** Page **
Recently, the Appellate Authority (NCLAT) in the matter of Laxmi Pat Surana v. Union Bank of India & Ors.1 has held that an application under Insolvency and Bankruptcy Code, 2016 (‘I&B Code') is maintainable against the corporate guarantor of a sole proprietorship firm.
The Appeal was preferred by the Promoter/Director and Shareholder of Surana Metals Ltd. against the admission order passed by Ld. Adjudicating Authority, Kolkata Bench2 wherein a Section 7 application under the I&B Code filed on behalf of Union Bank of India was admitted against the corporate guarantor of the sole proprietorship firm.
The point for adjudication which fell before the NCLAT was:
- whether the application filed under Section 7 of I&B Code by the bank before the Ld. Adjudicating Authority was time barred; and
- whether insolvency proceedings can be initiated against the corporate guarantor of a sole proprietorship firm.

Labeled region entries

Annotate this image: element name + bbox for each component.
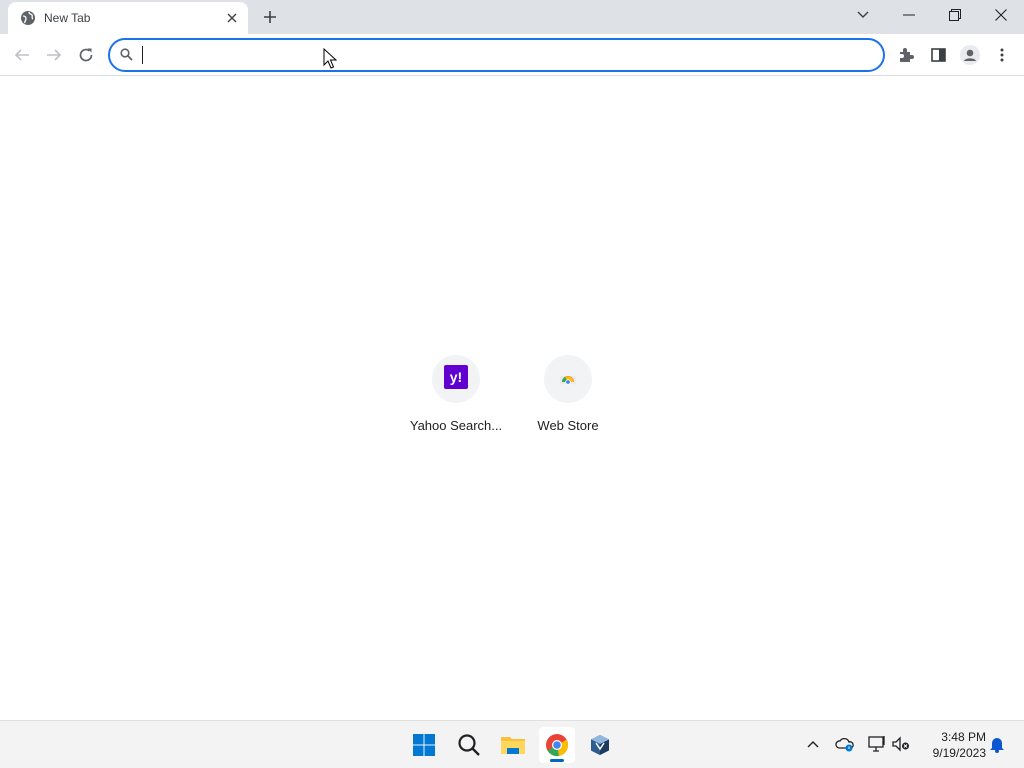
shortcut-tile bbox=[544, 355, 592, 403]
volume-muted-icon[interactable] bbox=[890, 733, 912, 755]
show-hidden-icons-chevron-icon[interactable] bbox=[802, 733, 824, 755]
system-clock[interactable]: 3:48 PM 9/19/2023 bbox=[916, 729, 986, 761]
tab-new-tab[interactable]: New Tab bbox=[8, 2, 248, 34]
close-window-button[interactable] bbox=[978, 0, 1024, 30]
start-icon[interactable] bbox=[406, 727, 442, 763]
restore-button[interactable] bbox=[932, 0, 978, 30]
taskbar: 3:48 PM 9/19/2023 bbox=[0, 720, 1024, 768]
search-icon bbox=[120, 48, 134, 62]
onedrive-icon[interactable] bbox=[834, 733, 856, 755]
notification-bell-icon[interactable] bbox=[986, 733, 1008, 755]
globe-icon bbox=[20, 10, 36, 26]
new-tab-button[interactable] bbox=[258, 5, 282, 29]
back-button[interactable] bbox=[8, 41, 36, 69]
address-bar[interactable] bbox=[108, 38, 885, 72]
shortcut-label: Yahoo Search... bbox=[409, 418, 503, 433]
file-explorer-icon[interactable] bbox=[495, 727, 531, 763]
virtualbox-icon[interactable] bbox=[582, 727, 618, 763]
close-tab-icon[interactable] bbox=[224, 10, 240, 26]
chrome-icon[interactable] bbox=[539, 727, 575, 763]
active-app-indicator bbox=[550, 759, 564, 762]
tab-search-chevron-icon[interactable] bbox=[840, 0, 886, 30]
search-icon[interactable] bbox=[451, 727, 487, 763]
profile-avatar-icon[interactable] bbox=[956, 41, 984, 69]
browser-toolbar bbox=[0, 34, 1024, 76]
extensions-icon[interactable] bbox=[892, 41, 920, 69]
shortcut-label: Web Store bbox=[537, 418, 599, 433]
mouse-cursor-icon bbox=[323, 47, 338, 70]
reload-button[interactable] bbox=[72, 41, 100, 69]
clock-date: 9/19/2023 bbox=[932, 746, 986, 760]
shortcut-yahoo-search[interactable]: y! Yahoo Search... bbox=[400, 347, 512, 447]
tab-title: New Tab bbox=[44, 11, 91, 25]
side-panel-icon[interactable] bbox=[924, 41, 952, 69]
tab-strip: New Tab bbox=[0, 0, 1024, 34]
new-tab-page: y! Yahoo Search... Web Store bbox=[0, 77, 1024, 720]
minimize-button[interactable] bbox=[886, 0, 932, 30]
clock-time: 3:48 PM bbox=[941, 730, 986, 744]
network-icon[interactable] bbox=[866, 733, 888, 755]
shortcut-web-store[interactable]: Web Store bbox=[512, 347, 624, 447]
more-menu-icon[interactable] bbox=[988, 41, 1016, 69]
yahoo-icon: y! bbox=[444, 364, 468, 394]
address-input[interactable] bbox=[143, 43, 883, 67]
chrome-web-store-icon bbox=[557, 366, 579, 393]
forward-button[interactable] bbox=[40, 41, 68, 69]
shortcut-tile: y! bbox=[432, 355, 480, 403]
svg-text:y!: y! bbox=[450, 369, 462, 385]
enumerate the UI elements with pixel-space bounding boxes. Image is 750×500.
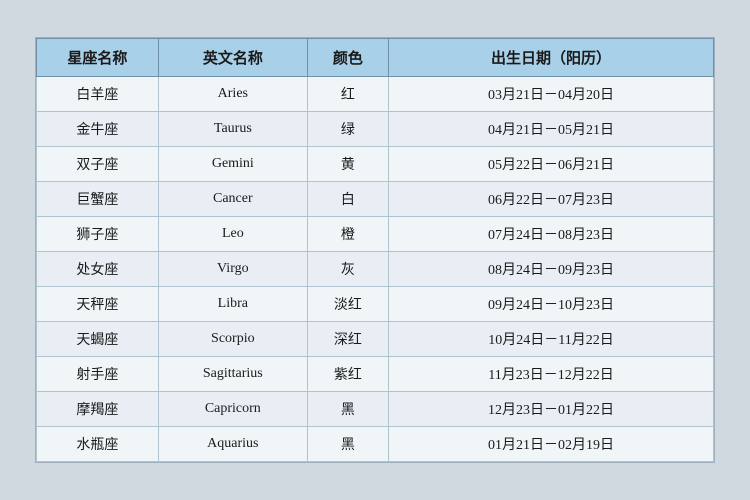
table-row: 天秤座Libra淡红09月24日－10月23日 <box>37 287 714 322</box>
cell-en-name: Cancer <box>158 182 307 217</box>
cell-en-name: Leo <box>158 217 307 252</box>
cell-color: 深红 <box>307 322 388 357</box>
cell-en-name: Sagittarius <box>158 357 307 392</box>
table-header-row: 星座名称 英文名称 颜色 出生日期（阳历） <box>37 39 714 77</box>
table-row: 天蝎座Scorpio深红10月24日－11月22日 <box>37 322 714 357</box>
cell-en-name: Virgo <box>158 252 307 287</box>
cell-color: 紫红 <box>307 357 388 392</box>
cell-zh-name: 天秤座 <box>37 287 159 322</box>
cell-color: 黑 <box>307 427 388 462</box>
table-row: 白羊座Aries红03月21日－04月20日 <box>37 77 714 112</box>
table-row: 狮子座Leo橙07月24日－08月23日 <box>37 217 714 252</box>
cell-en-name: Scorpio <box>158 322 307 357</box>
cell-zh-name: 摩羯座 <box>37 392 159 427</box>
cell-date: 05月22日－06月21日 <box>389 147 714 182</box>
header-zh-name: 星座名称 <box>37 39 159 77</box>
cell-date: 07月24日－08月23日 <box>389 217 714 252</box>
table-row: 射手座Sagittarius紫红11月23日－12月22日 <box>37 357 714 392</box>
cell-date: 08月24日－09月23日 <box>389 252 714 287</box>
cell-color: 红 <box>307 77 388 112</box>
cell-date: 04月21日－05月21日 <box>389 112 714 147</box>
cell-en-name: Gemini <box>158 147 307 182</box>
cell-zh-name: 狮子座 <box>37 217 159 252</box>
cell-en-name: Aquarius <box>158 427 307 462</box>
cell-color: 灰 <box>307 252 388 287</box>
cell-color: 黄 <box>307 147 388 182</box>
table-row: 巨蟹座Cancer白06月22日－07月23日 <box>37 182 714 217</box>
cell-zh-name: 处女座 <box>37 252 159 287</box>
cell-date: 12月23日－01月22日 <box>389 392 714 427</box>
cell-date: 09月24日－10月23日 <box>389 287 714 322</box>
cell-date: 06月22日－07月23日 <box>389 182 714 217</box>
header-color: 颜色 <box>307 39 388 77</box>
header-date: 出生日期（阳历） <box>389 39 714 77</box>
cell-date: 10月24日－11月22日 <box>389 322 714 357</box>
cell-zh-name: 白羊座 <box>37 77 159 112</box>
cell-zh-name: 金牛座 <box>37 112 159 147</box>
cell-date: 01月21日－02月19日 <box>389 427 714 462</box>
cell-en-name: Taurus <box>158 112 307 147</box>
cell-zh-name: 巨蟹座 <box>37 182 159 217</box>
cell-zh-name: 水瓶座 <box>37 427 159 462</box>
header-en-name: 英文名称 <box>158 39 307 77</box>
cell-color: 黑 <box>307 392 388 427</box>
cell-color: 绿 <box>307 112 388 147</box>
cell-zh-name: 天蝎座 <box>37 322 159 357</box>
cell-color: 淡红 <box>307 287 388 322</box>
cell-en-name: Libra <box>158 287 307 322</box>
zodiac-table-container: 星座名称 英文名称 颜色 出生日期（阳历） 白羊座Aries红03月21日－04… <box>35 37 715 463</box>
cell-color: 白 <box>307 182 388 217</box>
table-row: 双子座Gemini黄05月22日－06月21日 <box>37 147 714 182</box>
table-row: 处女座Virgo灰08月24日－09月23日 <box>37 252 714 287</box>
cell-date: 11月23日－12月22日 <box>389 357 714 392</box>
table-row: 水瓶座Aquarius黑01月21日－02月19日 <box>37 427 714 462</box>
table-row: 金牛座Taurus绿04月21日－05月21日 <box>37 112 714 147</box>
cell-zh-name: 双子座 <box>37 147 159 182</box>
cell-en-name: Aries <box>158 77 307 112</box>
table-row: 摩羯座Capricorn黑12月23日－01月22日 <box>37 392 714 427</box>
cell-color: 橙 <box>307 217 388 252</box>
zodiac-table: 星座名称 英文名称 颜色 出生日期（阳历） 白羊座Aries红03月21日－04… <box>36 38 714 462</box>
cell-en-name: Capricorn <box>158 392 307 427</box>
cell-zh-name: 射手座 <box>37 357 159 392</box>
cell-date: 03月21日－04月20日 <box>389 77 714 112</box>
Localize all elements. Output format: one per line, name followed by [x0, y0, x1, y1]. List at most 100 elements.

** Problems to solve **
(a) According to the passage on the NCLAT ruling, which bench of the Adjudicating Authority passed the admission order that was appealed?
(b) Extend the passage on the NCLAT ruling, picking up right after its last sentence.

** The responses **
(a) The Kolkata Bench.

(b)
On behalf of the Corporate Debtor, the first contention which was raised was that the application filed on behalf of the bank under Section 7 of the I&B Code before the Ld. Adjudicating Authority, Kolkata is time barred. The Corporate Debtor pointed out that the date of default was 03.01.2010 and the application was filed on 13.02.2019 which was much beyond the period of limitation. The Corporate Debtor submitted that the letters dated 03.03.2012, 27.05.2015, 24.10.2016 and 08.12.2018 issued by the principal borrower (M/s Mahaveer Construction) in favour of the bank are not an acknowledgment of debt and since there is no admission of liability the aforesaid letters do not start the fresh period of limitation under Section 18 of the Limitation Act, 1963.
The NCLAT on this point held that after the date of default in the year 2010, not only the original borrower but also the Corporate Debtor admitted and acknowledged the debt even in the year 2018. Hence, the application filed under Section 7 of I&B Code on behalf of the bank is well within the period of limitation.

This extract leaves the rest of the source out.